Submitted March 18, 2022 [*]

Appeal from the United States District Court for the Southern District of Illinois. No. 3:20-CR-30139-SMY-1 Staci M Yandle, Judge.

Before MICHAEL S. KANNE, Circuit Judge DAVID F. HAMILTON, Circuit Judge MICHAEL B. BRENNAN, Circuit Judge

ORDER

A jury found Giovany Guzman guilty of possessing an alcoholic beverage in prison, for which he was sentenced to a further six months' imprisonment. 18 U.S.C. § 1791(a)(2) (c), (d)(1)(D). Guzman now contests the sufficiency of the evidence that there was intoxicating ethanol or other alcohol in the bag of pungent fruit slop found in his locker. But a prison guard testified that Guzman admitted a search of his cell would uncover "hooch"; the guard then found the bag, whose contents smelled of alcohol; and other guards used a breathalyzer to test a puff of air from the bag and confirm the presence of alcohol. That evidence is sufficient, so we affirm.

Background

At a three-day jury trial, the witnesses testified as follows. Guzman is a federal prisoner at FCI Greenville in Illinois. In summer 2020 his cellmate told officer Kendall Clavin that Guzman was hiding a knife in their cell. When Clavin and his supervisors started their search, they asked Guzman what they would find. Making no reference to any weapon, Guzman replied, "hooch"-which Clavin testified is slang for homemade alcohol.

When Clavin opened Guzman's locker within the cell, he indeed smelled alcohol and found a plastic bag containing a mush of fruits and liquid. Prior experience told Clavin that the bag contained homemade alcohol-the hooch Guzman had referred to. (Clavin also testified that he found a seven-inch long piece of sharp metal behind Guzman's locker. We say no more about the putative weapon outside his locker because the jury acquitted him of possessing weapons.)

Clavin gave the bag to officer Edward Bauer, who in turn took it to a supervisor who showed Bauer how to use a breathalyzer to confirm the presence of alcohol. Specifically, the officers opened the bag, put the breathalyzer's straw inside, and then squeezed the bag to force air through the straw. The breathalyzer gave a positive reading for alcohol. This squared with Bauer's observation (and Clavin's) that the bag's odor resembled that of homemade alcohol found at the prison on other occasions.

This use of a breathalyzer, according to Bauer's testimony, was unorthodox, and no witness offered details about the maintenance and calibration of the device. Indeed, breathalyzers are designed to test intoxicated humans, not intoxicating beverages. But at trial Guzman did not contest the admissibility of the breathalyzer result. Nor did he seek to suppress his statements to prison guards, present his own evidence, or request a jury instruction defining "alcoholic beverage" with greater specificity.

● **ROWS**:
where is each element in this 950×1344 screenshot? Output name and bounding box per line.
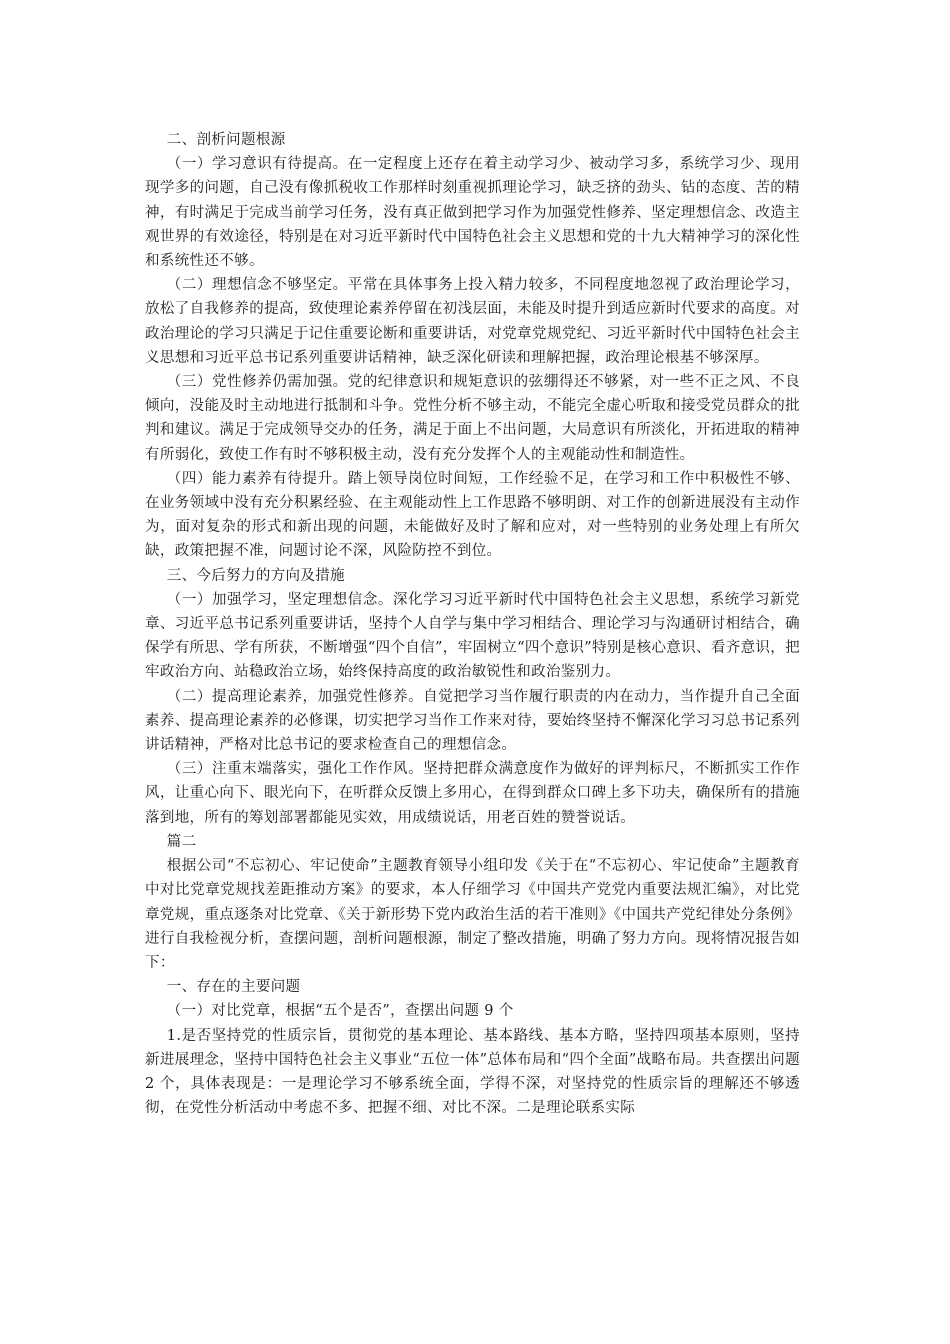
paragraph: （一）加强学习，坚定理想信念。深化学习习近平新时代中国特色社会主义思想，系统学习新党章、习近平总书记系列重要讲话，坚持个人自学与集中学习相结合、理论学习与沟通研讨相结合，确保学有所思、学有所获，不断增强“四个自信”，牢固树立“四个意识”特别是核心意识、看齐意识，把牢政治方向、站稳政治立场，始终保持高度的政治敏锐性和政治鉴别力。 — [145, 591, 800, 681]
section-heading: 一、存在的主要问题 — [166, 979, 301, 996]
section-heading: 篇二 — [166, 833, 197, 850]
section-heading: 二、剖析问题根源 — [166, 132, 286, 148]
paragraph: （二）提高理论素养，加强党性修养。自觉把学习当作履行职责的内在动力，当作提升自己全面素养、提高理论素养的必修课，切实把学习当作工作来对待，要始终坚持不懈深化学习习总书记系列讲话精神，严格对比总书记的要求检查自己的理想信念。 — [145, 688, 800, 754]
paragraph: （一）对比党章，根据“五个是否”，查摆出问题 9 个 — [166, 1003, 514, 1020]
paragraph: （一）学习意识有待提高。在一定程度上还存在着主动学习少、被动学习多，系统学习少、现用现学多的问题，自己没有像抓税收工作那样时刻重视抓理论学习，缺乏挤的劲头、钻的态度、苦的精神，有时满足于完成当前学习任务，没有真正做到把学习作为加强党性修养、坚定理想信念、改造主观世界的有效途径，特别是在对习近平新时代中国特色社会主义思想和党的十九大精神学习的深化性和系统性还不够。 — [145, 156, 800, 270]
paragraph: （二）理想信念不够坚定。平常在具体事务上投入精力较多，不同程度地忽视了政治理论学习，放松了自我修养的提高，致使理论素养停留在初浅层面，未能及时提升到适应新时代要求的高度。对政治理论的学习只满足于记住重要论断和重要讲话，对党章党规党纪、习近平新时代中国特色社会主义思想和习近平总书记系列重要讲话精神，缺乏深化研读和理解把握，政治理论根基不够深厚。 — [145, 277, 800, 366]
document-body — [145, 128, 800, 1120]
paragraph: （三）党性修养仍需加强。党的纪律意识和规矩意识的弦绷得还不够紧，对一些不正之风、不良倾向，没能及时主动地进行抵制和斗争。党性分析不够主动，不能完全虚心听取和接受党员群众的批判和建议。满足于完成领导交办的任务，满足于面上不出问题，大局意识有所淡化，开拓进取的精神有所弱化，致使工作有时不够积极主动，没有充分发挥个人的主观能动性和制造性。 — [145, 374, 800, 463]
paragraph: 1.是否坚持党的性质宗旨，贯彻党的基本理论、基本路线、基本方略，坚持四项基本原则，坚持新进展理念，坚持中国特色社会主义事业“五位一体”总体布局和“四个全面”战略布局。共查摆出问题 2 个，具体表现是：一是理论学习不够系统全面，学得不深，对坚持党的性质宗旨的理解还不够透彻，在党性分析活动中考虑不多、把握不细、对比不深。二是理论联系实际 — [145, 1027, 800, 1117]
paragraph: （三）注重末端落实，强化工作作风。坚持把群众满意度作为做好的评判标尺，不断抓实工作作风，让重心向下、眼光向下，在听群众反馈上多用心，在得到群众口碑上多下功夫，确保所有的措施落到地，所有的筹划部署都能见实效，用成绩说话，用老百姓的赞誉说话。 — [145, 761, 800, 826]
paragraph: （四）能力素养有待提升。踏上领导岗位时间短，工作经验不足，在学习和工作中积极性不够、在业务领域中没有充分积累经验、在主观能动性上工作思路不够明朗、对工作的创新进展没有主动作为，面对复杂的形式和新出现的问题，未能做好及时了解和应对，对一些特别的业务处理上有所欠缺，政策把握不准，问题讨论不深，风险防控不到位。 — [145, 470, 800, 560]
section-heading: 三、今后努力的方向及措施 — [166, 567, 345, 584]
paragraph: 根据公司“不忘初心、牢记使命”主题教育领导小组印发《关于在“不忘初心、牢记使命”主题教育中对比党章党规找差距推动方案》的要求，本人仔细学习《中国共产党党内重要法规汇编》，对比党章党规，重点逐条对比党章、《关于新形势下党内政治生活的若干准则》《中国共产党纪律处分条例》进行自我检视分析，查摆问题，剖析问题根源，制定了整改措施，明确了努力方向。现将情况报告如下： — [145, 858, 800, 971]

● **WRITTEN INSTRUCTION 1**: In the order on the Guzman appeal, what one word did Guzman give when the officers asked what their search would find?
● **WRITTEN INSTRUCTION 2**: Reproduce the order on the Guzman appeal between "Clavin gave the" and "on other occasions.", inclusive.
● **WRITTEN INSTRUCTION 3**: Summarize the order on the Guzman appeal in two sentences.
Work only from the order on the Guzman appeal, not from the records.

● **RESPONSE 1**: "Hooch."

● **RESPONSE 2**:
Clavin gave the bag to officer Edward Bauer, who in turn took it to a supervisor who showed Bauer how to use a breathalyzer to confirm the presence of alcohol. Specifically, the officers opened the bag, put the breathalyzer's straw inside, and then squeezed the bag to force air through the straw. The breathalyzer gave a positive reading for alcohol. This squared with Bauer's observation (and Clavin's) that the bag's odor resembled that of homemade alcohol found at the prison on other occasions.

● **RESPONSE 3**: A jury convicted Giovany Guzman of possessing an alcoholic beverage in prison, and he now challenges the sufficiency of the evidence that a bag of fruit slop in his locker contained alcohol. The court affirms because a guard testified that Guzman said a search would uncover "hooch," the bag smelled of alcohol, and a breathalyzer test of air from the bag confirmed alcohol.